• **Written problem**: For this exercise, repeat all of the material verbatim apart from its images.

Dataset items
Start
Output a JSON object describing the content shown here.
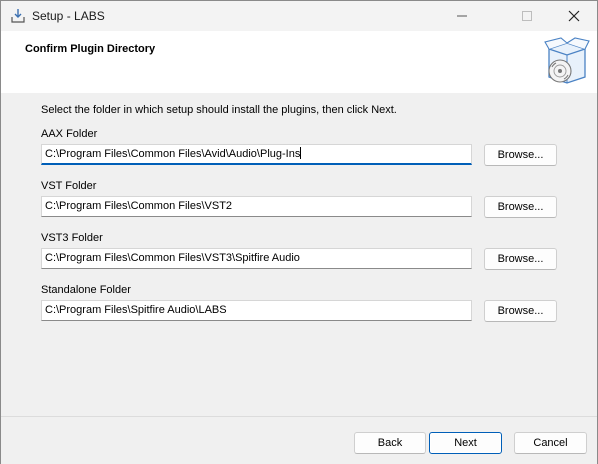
{
  "window": {
    "title": "Setup - LABS"
  },
  "header": {
    "title": "Confirm Plugin Directory",
    "icon": "software-box-icon"
  },
  "instruction": "Select the folder in which setup should install the plugins, then click Next.",
  "folders": [
    {
      "label": "AAX Folder",
      "value": "C:\\Program Files\\Common Files\\Avid\\Audio\\Plug-Ins",
      "browse": "Browse..."
    },
    {
      "label": "VST Folder",
      "value": "C:\\Program Files\\Common Files\\VST2",
      "browse": "Browse..."
    },
    {
      "label": "VST3 Folder",
      "value": "C:\\Program Files\\Common Files\\VST3\\Spitfire Audio",
      "browse": "Browse..."
    },
    {
      "label": "Standalone Folder",
      "value": "C:\\Program Files\\Spitfire Audio\\LABS",
      "browse": "Browse..."
    }
  ],
  "footer": {
    "back": "Back",
    "next": "Next",
    "cancel": "Cancel"
  },
  "colors": {
    "accent": "#005fb8",
    "header_bg": "#ffffff",
    "body_bg": "#f0f0f0"
  }
}
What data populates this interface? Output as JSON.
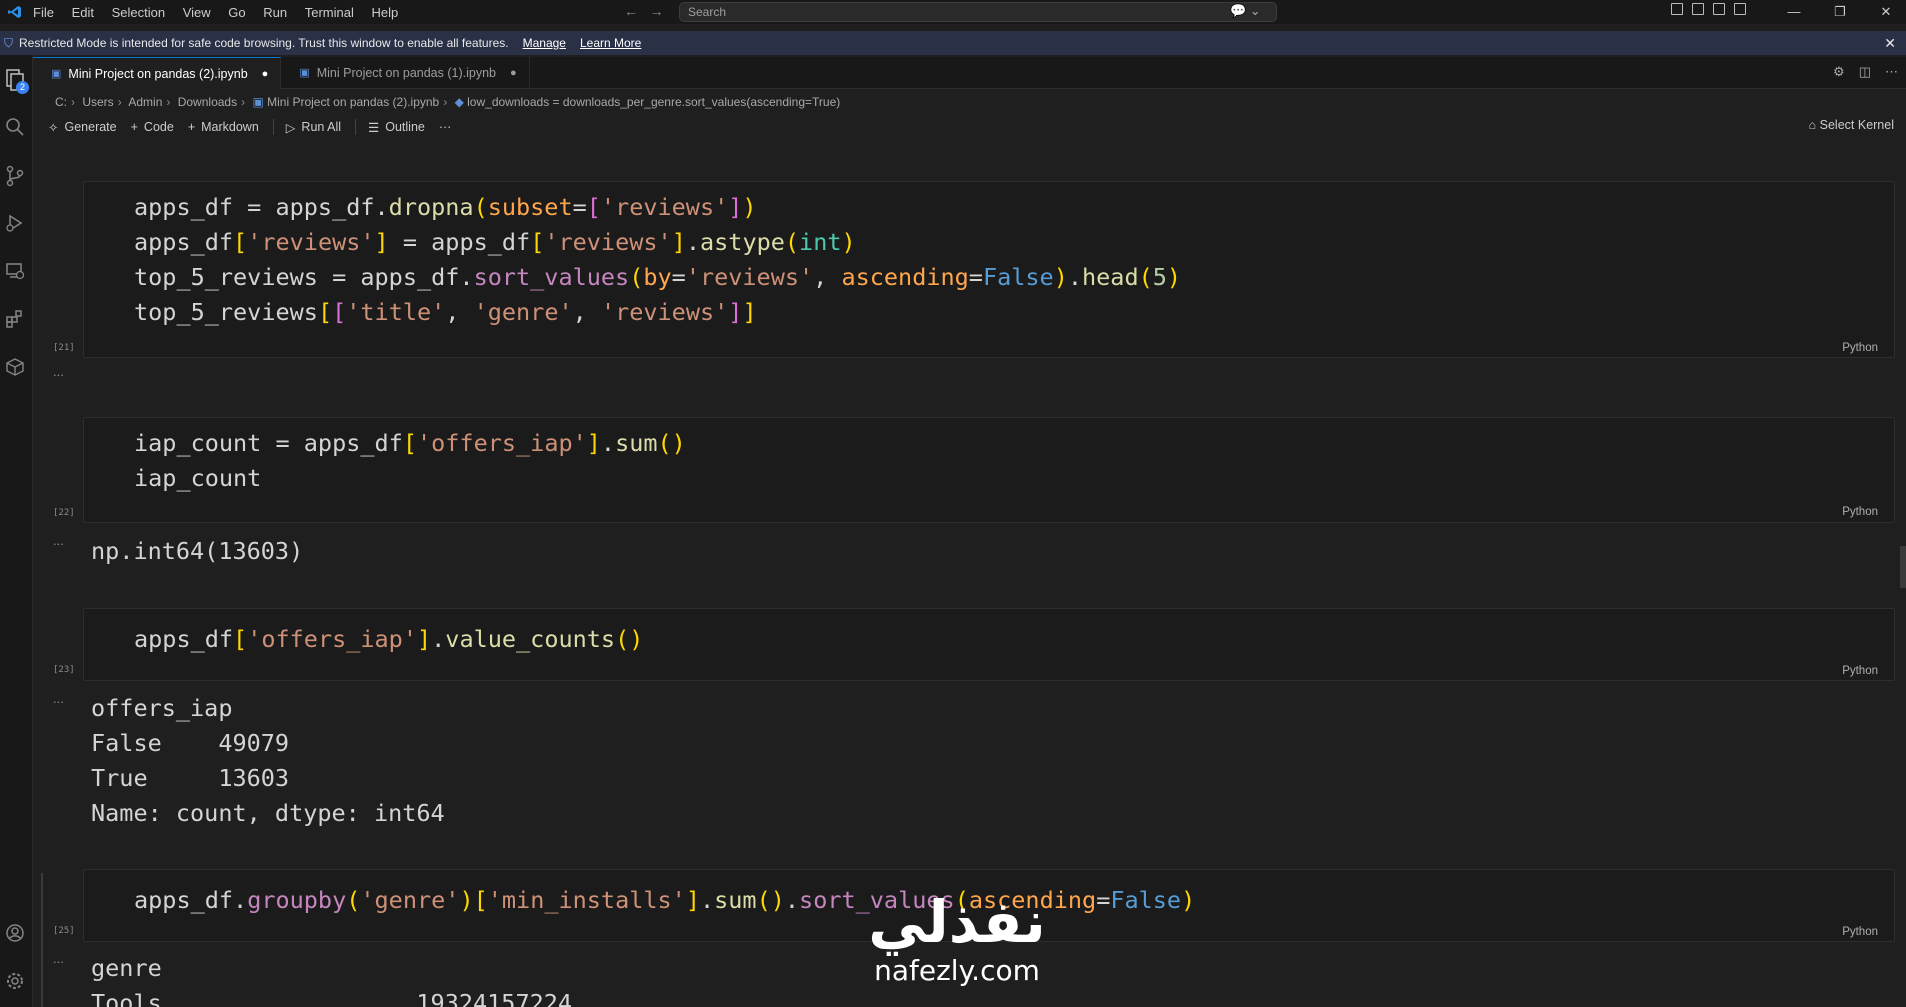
{
  "titlebar": {
    "menu": [
      "File",
      "Edit",
      "Selection",
      "View",
      "Go",
      "Run",
      "Terminal",
      "Help"
    ],
    "search_placeholder": "Search"
  },
  "banner": {
    "message": "Restricted Mode is intended for safe code browsing. Trust this window to enable all features.",
    "manage": "Manage",
    "learn_more": "Learn More"
  },
  "activity": {
    "badge": "2"
  },
  "tabs": [
    {
      "label": "Mini Project on pandas (2).ipynb",
      "active": true
    },
    {
      "label": "Mini Project on pandas (1).ipynb",
      "active": false
    }
  ],
  "breadcrumb": [
    "C:",
    "Users",
    "Admin",
    "Downloads",
    "Mini Project on pandas (2).ipynb",
    "low_downloads = downloads_per_genre.sort_values(ascending=True)"
  ],
  "toolbar": {
    "generate": "Generate",
    "code": "Code",
    "markdown": "Markdown",
    "run_all": "Run All",
    "outline": "Outline",
    "more": "···",
    "select_kernel": "Select Kernel"
  },
  "cells": [
    {
      "exec": "[21]",
      "lang": "Python"
    },
    {
      "exec": "[22]",
      "lang": "Python",
      "output": "np.int64(13603)"
    },
    {
      "exec": "[23]",
      "lang": "Python",
      "output": [
        "offers_iap",
        "False    49079",
        "True     13603",
        "Name: count, dtype: int64"
      ]
    },
    {
      "exec": "[25]",
      "lang": "Python",
      "output": [
        "genre",
        "Tools                  19324157224"
      ]
    }
  ],
  "ellipsis": "...",
  "watermark": {
    "arabic": "نفذلي",
    "latin": "nafezly.com"
  }
}
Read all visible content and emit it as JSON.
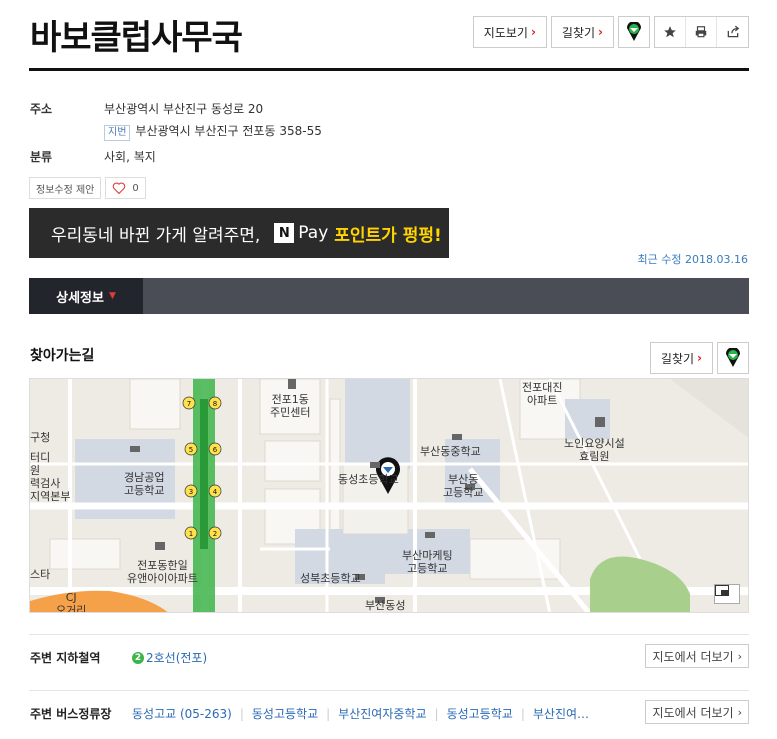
{
  "place": {
    "name": "바보클럽사무국",
    "address_label": "주소",
    "address": "부산광역시 부산진구 동성로 20",
    "jibun_tag": "지번",
    "jibun_address": "부산광역시 부산진구 전포동 358-55",
    "category_label": "분류",
    "category": "사회, 복지"
  },
  "actions": {
    "map_view": "지도보기",
    "directions": "길찾기",
    "chevron": "›",
    "edit_info": "정보수정 제안",
    "like_count": "0"
  },
  "banner": {
    "text": "우리동네 바뀐 가게 알려주면,",
    "npay_letter": "N",
    "pay": "Pay",
    "point": "포인트가 펑펑!"
  },
  "recent_update": "최근 수정 2018.03.16",
  "tabs": {
    "detail": "상세정보"
  },
  "route": {
    "title": "찾아가는길",
    "directions": "길찾기"
  },
  "map": {
    "labels": {
      "jeonpo1": "전포1동\n주민센터",
      "jeonpo_apt": "전포대진\n아파트",
      "senior": "노인요양시설\n효림원",
      "busan_dong_mid": "부산동중학교",
      "busan_dong_high": "부산동\n고등학교",
      "dongseong_elem": "동성초등학교",
      "gyeongnam": "경남공업\n고등학교",
      "marketing": "부산마케팅\n고등학교",
      "seongbuk": "성북초등학교",
      "jeonpo_hanil": "전포동한일\n유앤아이아파트",
      "busan_dongseong": "부산동성",
      "left_a": "구청",
      "left_b": "터디\n원\n력검사\n지역본부",
      "left_c": "스타",
      "cj": "CJ\n오거리",
      "exit_nums": [
        "7",
        "8",
        "5",
        "6",
        "3",
        "4",
        "1",
        "2"
      ]
    }
  },
  "subway": {
    "label": "주변 지하철역",
    "line_badge": "2",
    "station": "2호선(전포)",
    "more": "지도에서 더보기"
  },
  "bus": {
    "label": "주변 버스정류장",
    "stops": [
      "동성고교 (05-263)",
      "동성고등학교",
      "부산진여자중학교",
      "동성고등학교",
      "부산진여…"
    ],
    "more": "지도에서 더보기"
  }
}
End
• **Task output**:
Output a JSON object describing the content shown here.
{
  "window": {
    "title": "Setup - LABS"
  },
  "header": {
    "title": "Confirm Plugin Directory",
    "icon": "software-box-icon"
  },
  "instruction": "Select the folder in which setup should install the plugins, then click Next.",
  "folders": [
    {
      "label": "AAX Folder",
      "value": "C:\\Program Files\\Common Files\\Avid\\Audio\\Plug-Ins",
      "browse": "Browse..."
    },
    {
      "label": "VST Folder",
      "value": "C:\\Program Files\\Common Files\\VST2",
      "browse": "Browse..."
    },
    {
      "label": "VST3 Folder",
      "value": "C:\\Program Files\\Common Files\\VST3\\Spitfire Audio",
      "browse": "Browse..."
    },
    {
      "label": "Standalone Folder",
      "value": "C:\\Program Files\\Spitfire Audio\\LABS",
      "browse": "Browse..."
    }
  ],
  "footer": {
    "back": "Back",
    "next": "Next",
    "cancel": "Cancel"
  },
  "colors": {
    "accent": "#005fb8",
    "header_bg": "#ffffff",
    "body_bg": "#f0f0f0"
  }
}
What data populates this interface? Output as JSON.
{
  "titlebar": {
    "menu": [
      "File",
      "Edit",
      "Selection",
      "View",
      "Go",
      "Run",
      "Terminal",
      "Help"
    ],
    "search_placeholder": "Search"
  },
  "banner": {
    "message": "Restricted Mode is intended for safe code browsing. Trust this window to enable all features.",
    "manage": "Manage",
    "learn_more": "Learn More"
  },
  "activity": {
    "badge": "2"
  },
  "tabs": [
    {
      "label": "Mini Project on pandas (2).ipynb",
      "active": true
    },
    {
      "label": "Mini Project on pandas (1).ipynb",
      "active": false
    }
  ],
  "breadcrumb": [
    "C:",
    "Users",
    "Admin",
    "Downloads",
    "Mini Project on pandas (2).ipynb",
    "low_downloads = downloads_per_genre.sort_values(ascending=True)"
  ],
  "toolbar": {
    "generate": "Generate",
    "code": "Code",
    "markdown": "Markdown",
    "run_all": "Run All",
    "outline": "Outline",
    "more": "···",
    "select_kernel": "Select Kernel"
  },
  "cells": [
    {
      "exec": "[21]",
      "lang": "Python"
    },
    {
      "exec": "[22]",
      "lang": "Python",
      "output": "np.int64(13603)"
    },
    {
      "exec": "[23]",
      "lang": "Python",
      "output": [
        "offers_iap",
        "False    49079",
        "True     13603",
        "Name: count, dtype: int64"
      ]
    },
    {
      "exec": "[25]",
      "lang": "Python",
      "output": [
        "genre",
        "Tools                  19324157224"
      ]
    }
  ],
  "ellipsis": "...",
  "watermark": {
    "arabic": "نفذلي",
    "latin": "nafezly.com"
  }
}
Read all visible content and emit it as JSON.
{
  "place": {
    "name": "바보클럽사무국",
    "address_label": "주소",
    "address": "부산광역시 부산진구 동성로 20",
    "jibun_tag": "지번",
    "jibun_address": "부산광역시 부산진구 전포동 358-55",
    "category_label": "분류",
    "category": "사회, 복지"
  },
  "actions": {
    "map_view": "지도보기",
    "directions": "길찾기",
    "chevron": "›",
    "edit_info": "정보수정 제안",
    "like_count": "0"
  },
  "banner": {
    "text": "우리동네 바뀐 가게 알려주면,",
    "npay_letter": "N",
    "pay": "Pay",
    "point": "포인트가 펑펑!"
  },
  "recent_update": "최근 수정 2018.03.16",
  "tabs": {
    "detail": "상세정보"
  },
  "route": {
    "title": "찾아가는길",
    "directions": "길찾기"
  },
  "map": {
    "labels": {
      "jeonpo1": "전포1동\n주민센터",
      "jeonpo_apt": "전포대진\n아파트",
      "senior": "노인요양시설\n효림원",
      "busan_dong_mid": "부산동중학교",
      "busan_dong_high": "부산동\n고등학교",
      "dongseong_elem": "동성초등학교",
      "gyeongnam": "경남공업\n고등학교",
      "marketing": "부산마케팅\n고등학교",
      "seongbuk": "성북초등학교",
      "jeonpo_hanil": "전포동한일\n유앤아이아파트",
      "busan_dongseong": "부산동성",
      "left_a": "구청",
      "left_b": "터디\n원\n력검사\n지역본부",
      "left_c": "스타",
      "cj": "CJ\n오거리",
      "exit_nums": [
        "7",
        "8",
        "5",
        "6",
        "3",
        "4",
        "1",
        "2"
      ]
    }
  },
  "subway": {
    "label": "주변 지하철역",
    "line_badge": "2",
    "station": "2호선(전포)",
    "more": "지도에서 더보기"
  },
  "bus": {
    "label": "주변 버스정류장",
    "stops": [
      "동성고교 (05-263)",
      "동성고등학교",
      "부산진여자중학교",
      "동성고등학교",
      "부산진여…"
    ],
    "more": "지도에서 더보기"
  }
}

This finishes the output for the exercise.